Text provided ::
>>>>>

Safeguarding Rights Of Religious Minorities

  August 11 came and passed and the usual platitudes were offered by leaders in the government: how deeply concerned they were about the welfare of the non-Muslims, how our religion as well as the Constitution of the Pakistan protected the rights of the non-Muslims and how Pakistan abided by its commitments made to the world community by signing international covenants guaranteeing rights of minorities.

The government submits reports periodically to relevant UN human rights bodies concerning the human rights situation in the country. With reference to non-Muslims and torture, these reports open with claims like this: “The allegations of torture are unfounded as the Constitution specifically forbids it. Non-Muslims enjoy all rights as the Constitution forbids discrimination on the basis of gender, creed and religion.”

While making such tall claims the official reports totally ignore torture in the police stations and the internment centers that are not even subject to jail manuals. Sometime ago, the National Commission on Human Rights (NCHR) attempted to send to the UN Human Rights Council a shadow report on torture but it was not allowed to do so. When the chairman of the commission retired in May 2019, the government did not appoint his successor, resulting in the effective disbandment of the commission itself.

<<<<<

Given task 1 :: Switch "dining-chair" to "dining-stool" in the listing lines running from the one containing "dim-label: 1255 [676,268,685,287]" down to the one containing "wardrobe [313,551,337,581]", leaving everything else unchanged. Return only those lines.

Data to use ::
>>>>>

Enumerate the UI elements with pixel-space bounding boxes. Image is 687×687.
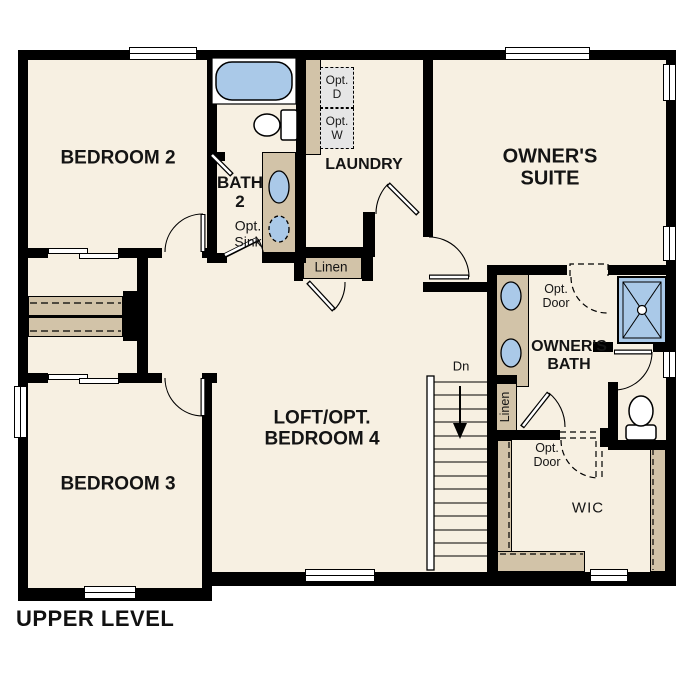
bedroom2-closet-bypass-door bbox=[79, 253, 119, 259]
window-wic-bottom bbox=[590, 569, 628, 582]
window-suite-right-1 bbox=[663, 64, 676, 101]
optional-washer-label: Opt. W bbox=[326, 115, 349, 141]
wall-suite-left bbox=[423, 54, 433, 237]
window-wc-right bbox=[663, 351, 676, 378]
owners-bath-label: OWNER'S BATH bbox=[531, 338, 607, 374]
wic-shelf-bottom bbox=[497, 551, 585, 572]
bedroom2-label: BEDROOM 2 bbox=[60, 147, 175, 168]
bath-linen-label: Linen bbox=[498, 392, 512, 423]
wall-ownersbath-top-a bbox=[487, 265, 567, 275]
wall-bath2-laundry bbox=[296, 54, 306, 257]
bath2-label: BATH 2 bbox=[217, 173, 263, 211]
wall-exterior-left bbox=[18, 50, 28, 601]
wall-exterior-right bbox=[666, 50, 676, 586]
plan-title: UPPER LEVEL bbox=[16, 606, 174, 632]
window-bedroom2-top bbox=[129, 47, 197, 60]
hall-linen-label: Linen bbox=[314, 259, 347, 274]
window-bedroom3-left bbox=[14, 386, 27, 438]
window-suite-top bbox=[505, 47, 590, 60]
owners-bath-vanity bbox=[496, 268, 529, 387]
wall-bath2-inner-stub bbox=[207, 152, 225, 161]
opt-door-label-bath: Opt. Door bbox=[542, 282, 569, 310]
bath2-vanity bbox=[262, 152, 296, 253]
wall-bath2-bottom-a bbox=[207, 253, 227, 263]
wall-linen-stub-right bbox=[362, 257, 373, 281]
optional-dryer-label: Opt. D bbox=[326, 74, 349, 100]
bedroom3-closet-bypass-door bbox=[79, 378, 119, 384]
wall-wc-bottom bbox=[608, 440, 676, 450]
window-suite-right-2 bbox=[663, 226, 676, 261]
bedroom3-label: BEDROOM 3 bbox=[60, 473, 175, 494]
window-bedroom3-bottom bbox=[84, 586, 136, 599]
optional-dryer: Opt. D bbox=[320, 67, 354, 108]
wic-label: WIC bbox=[572, 501, 604, 518]
bath2-opt-sink-label: Opt. Sink bbox=[234, 218, 261, 249]
wic-shelf-right bbox=[650, 447, 666, 572]
wall-linen-stub-left bbox=[294, 257, 303, 281]
wall-bathlinen-stub-top bbox=[492, 375, 517, 383]
opt-door-label-wic: Opt. Door bbox=[533, 441, 560, 469]
bedroom3-closet-shelf bbox=[28, 317, 123, 337]
laundry-label: LAUNDRY bbox=[325, 156, 403, 174]
wall-loft-ownersbath bbox=[487, 265, 497, 576]
wall-bedroom3-right bbox=[202, 373, 212, 590]
wall-bedroom3-top-b bbox=[118, 373, 162, 383]
stairs-dn-label: Dn bbox=[453, 360, 470, 375]
wall-closet-shelf-stub bbox=[123, 291, 148, 341]
floor-plan: Opt. D Opt. W bbox=[0, 0, 687, 687]
wall-bedroom2-bottom-a bbox=[28, 248, 48, 258]
wall-bathlinen-stub-bottom bbox=[492, 432, 530, 440]
wall-suite-bottom bbox=[423, 282, 497, 292]
wall-bedroom3-top-a bbox=[28, 373, 48, 383]
window-loft-bottom bbox=[305, 569, 375, 582]
optional-washer: Opt. W bbox=[320, 108, 354, 149]
wall-ownersbath-top-b bbox=[608, 265, 666, 275]
wall-laundry-jog bbox=[363, 212, 375, 257]
bedroom2-closet-shelf bbox=[28, 296, 123, 316]
owners-suite-label: OWNER'S SUITE bbox=[503, 146, 598, 191]
loft-label: LOFT/OPT. BEDROOM 4 bbox=[264, 408, 379, 451]
wall-wic-top-stub bbox=[600, 428, 613, 447]
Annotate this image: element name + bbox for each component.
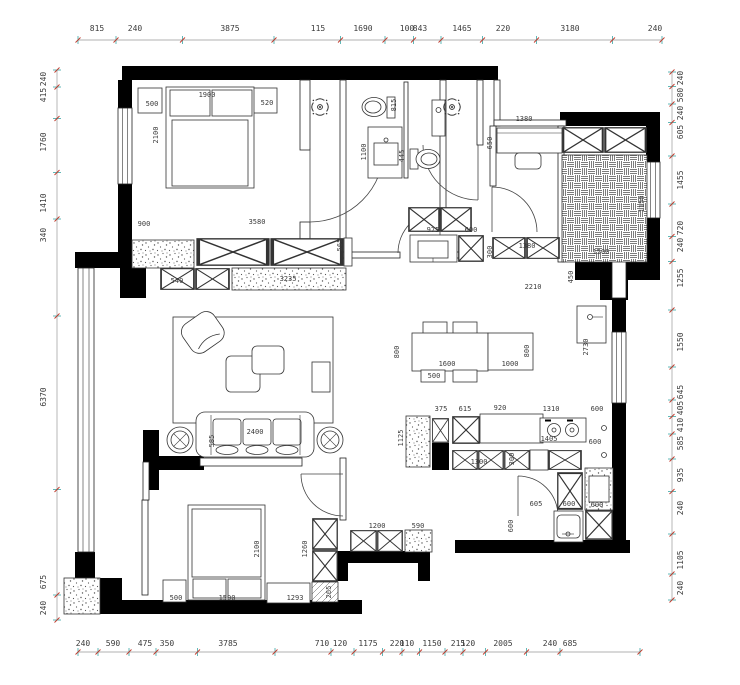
dim-label: 1255 [676,268,685,287]
dim-label: 3875 [220,24,239,33]
dim-label: 1760 [39,132,48,151]
dim-label: 115 [311,24,326,33]
dining-chair [423,322,447,334]
dim-label: 1105 [676,550,685,569]
dim-label: 675 [39,575,48,590]
dim-label: 1500 [219,594,236,602]
dim-label: 350 [160,639,175,648]
dim-label: 1175 [358,639,377,648]
wardrobe [313,551,337,581]
dim-label: 605 [530,500,543,508]
vanity-sink [368,127,402,178]
toilet [410,149,440,169]
dim-label: 240 [39,601,48,616]
balcony-tile-floor [562,155,647,262]
round-end-table [317,427,343,453]
water-point [602,453,607,458]
dim-label: 615 [459,405,472,413]
dim-label: 265 [325,586,333,599]
dim-label: 2005 [493,639,512,648]
cabinet [351,531,376,552]
cabinet [586,511,612,539]
dim-label: 340 [39,228,48,243]
dim-label: 815 [390,99,398,112]
desk [497,128,562,153]
dim-label: 240 [676,238,685,253]
bathroom-fixtures [362,82,445,178]
bedroom1-window [118,108,132,184]
dim-label: 520 [261,99,274,107]
dim-label: 565 [336,239,344,252]
floor-plan-page: 8152403875115169010084314652203180240 24… [0,0,740,685]
cabinet [549,451,581,470]
dim-label: 240 [648,24,663,33]
dim-label: 650 [486,137,494,150]
dim-label: 120 [461,639,476,648]
floor-plan-canvas: 8152403875115169010084314652203180240 24… [0,0,740,685]
dim-label: 500 [428,372,441,380]
dimension-column-left: 240415176014103406370675240 [39,68,61,623]
balcony-window [646,162,660,218]
dim-label: 843 [413,24,428,33]
desk-chair [515,153,541,169]
dim-label: 605 [676,125,685,140]
dim-label: 220 [496,24,511,33]
dim-label: 1260 [301,541,309,558]
dim-label: 2100 [152,127,160,144]
dim-label: 2100 [253,541,261,558]
living-room-window [78,268,94,552]
dim-label: 920 [494,404,507,412]
kitchen-fixtures [351,414,613,552]
dim-label: 1550 [676,332,685,351]
armchair [178,308,229,358]
dim-label: 410 [676,418,685,433]
cabinet-hatched [406,416,430,467]
dim-label: 600 [589,438,602,446]
cabinet-hatched [405,530,432,552]
balcony-cabinet [605,128,645,152]
dim-label: 240 [676,581,685,596]
dim-label: 975 [427,226,440,234]
dim-label: 120 [333,639,348,648]
dim-label: 1310 [543,405,560,413]
dim-label: 1455 [676,170,685,189]
round-end-table [167,427,193,453]
balcony-door [492,187,537,232]
water-point [602,426,607,431]
dim-label: 1300 [471,458,488,466]
wardrobe [272,239,342,265]
balcony [562,128,647,262]
balcony-cabinet [563,128,602,152]
cabinet [196,269,229,290]
appliance [589,476,609,502]
dim-label: 3180 [560,24,579,33]
dim-label: 375 [435,405,448,413]
wardrobe [198,239,268,265]
dim-label: 240 [676,106,685,121]
dim-label: 590 [106,639,121,648]
dim-label: 240 [676,501,685,516]
bedroom2-window [142,500,148,595]
dim-label: 585 [208,435,216,448]
dim-label: 415 [39,88,48,103]
double-bed [166,87,254,188]
dim-label: 815 [90,24,105,33]
dim-label: 645 [676,385,685,400]
counter [480,414,543,443]
dim-label: 600 [465,226,478,234]
dim-label: 2730 [582,339,590,356]
dim-label: 600 [591,501,604,509]
dim-label: 710 [315,639,330,648]
cabinet [453,417,479,443]
dim-label: 300 [508,453,516,466]
dim-label: 2400 [247,428,264,436]
dim-label: 1600 [439,360,456,368]
dimension-row-top: 8152403875115169010084314652203180240 [76,24,665,44]
dim-label: 1150 [638,196,646,213]
dim-label: 240 [128,24,143,33]
cabinet [433,419,449,443]
dim-label: 685 [563,639,578,648]
dim-label: 445 [398,150,406,163]
dim-label: 1410 [39,193,48,212]
kitchen-door [518,476,558,516]
side-table [312,362,330,392]
dim-label: 600 [563,500,576,508]
bedroom1-furniture [132,87,352,290]
dim-label: 1000 [502,360,519,368]
dim-label: 800 [393,346,401,359]
water-heater [577,306,606,343]
dim-label: 3785 [218,639,237,648]
dining-chair [453,322,477,334]
dim-label: 1200 [369,522,386,530]
dim-label: 1150 [422,639,441,648]
dim-label: 300 [486,246,494,259]
dim-label: 540 [171,277,184,285]
corner-hatched-block [64,578,100,614]
dim-label: 6370 [39,387,48,406]
dim-label: 580 [676,88,685,103]
wardrobe [313,519,337,549]
dim-label: 900 [138,220,151,228]
dining-furniture [412,306,606,382]
dim-label: 110 [400,639,415,648]
cabinet-hatched [132,240,194,268]
dim-label: 1500 [593,248,610,256]
dim-label: 1380 [516,115,533,123]
dim-label: 1380 [519,242,536,250]
duct-column [432,100,445,136]
dim-label: 720 [676,221,685,236]
dim-label: 1293 [287,594,304,602]
dim-label: 475 [138,639,153,648]
dim-label: 240 [39,72,48,87]
dim-label: 1465 [452,24,471,33]
dim-label: 800 [523,345,531,358]
dim-label: 240 [676,71,685,86]
dim-label: 500 [146,100,159,108]
dim-label: 1100 [360,144,368,161]
partition-wall [404,82,408,178]
dim-label: 1690 [353,24,372,33]
kitchen-window [612,332,626,403]
cabinet [378,531,402,552]
dining-chair [453,370,477,382]
kitchen-sink [554,511,583,542]
dim-label: 405 [676,401,685,416]
dim-label: 450 [567,271,575,284]
coffee-table [226,346,284,392]
bedroom2-door [301,474,343,516]
dim-label: 600 [507,520,515,533]
dim-label: 585 [676,436,685,451]
dim-label: 590 [412,522,425,530]
dim-label: 240 [543,639,558,648]
dim-label: 935 [676,468,685,483]
dim-label: 240 [76,639,91,648]
cabinet [459,236,483,261]
dim-label: 1125 [397,430,405,447]
dim-label: 500 [170,594,183,602]
dimension-column-right: 2405802406051455720240125515506454054105… [668,70,685,603]
dim-label: 1405 [541,435,558,443]
dim-label: 3235 [280,275,297,283]
hall-console [410,235,457,262]
dim-label: 3580 [249,218,266,226]
dim-label: 1900 [199,91,216,99]
dim-label: 600 [591,405,604,413]
ceiling-lamp-icon [312,99,329,116]
dim-label: 2210 [525,283,542,291]
dimension-row-bottom: 2405904753503785710120117522011011502151… [76,639,643,656]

<<<<<

Given task 2 :: According to the text on safeguarding the rights of religious minorities, on what bases does the Constitution forbid discrimination? List them all.

Correct output 1 ::
dim-label: 1255 [676,268,685,287]
dim-label: 3875 [220,24,239,33]
dim-label: 1760 [39,132,48,151]
dim-label: 115 [311,24,326,33]
dining-stool [423,322,447,334]
dim-label: 1105 [676,550,685,569]
dim-label: 675 [39,575,48,590]
dim-label: 1500 [219,594,236,602]
dim-label: 350 [160,639,175,648]
dim-label: 1175 [358,639,377,648]
wardrobe [313,551,337,581]

Correct output 2 :: Gender, creed and religion.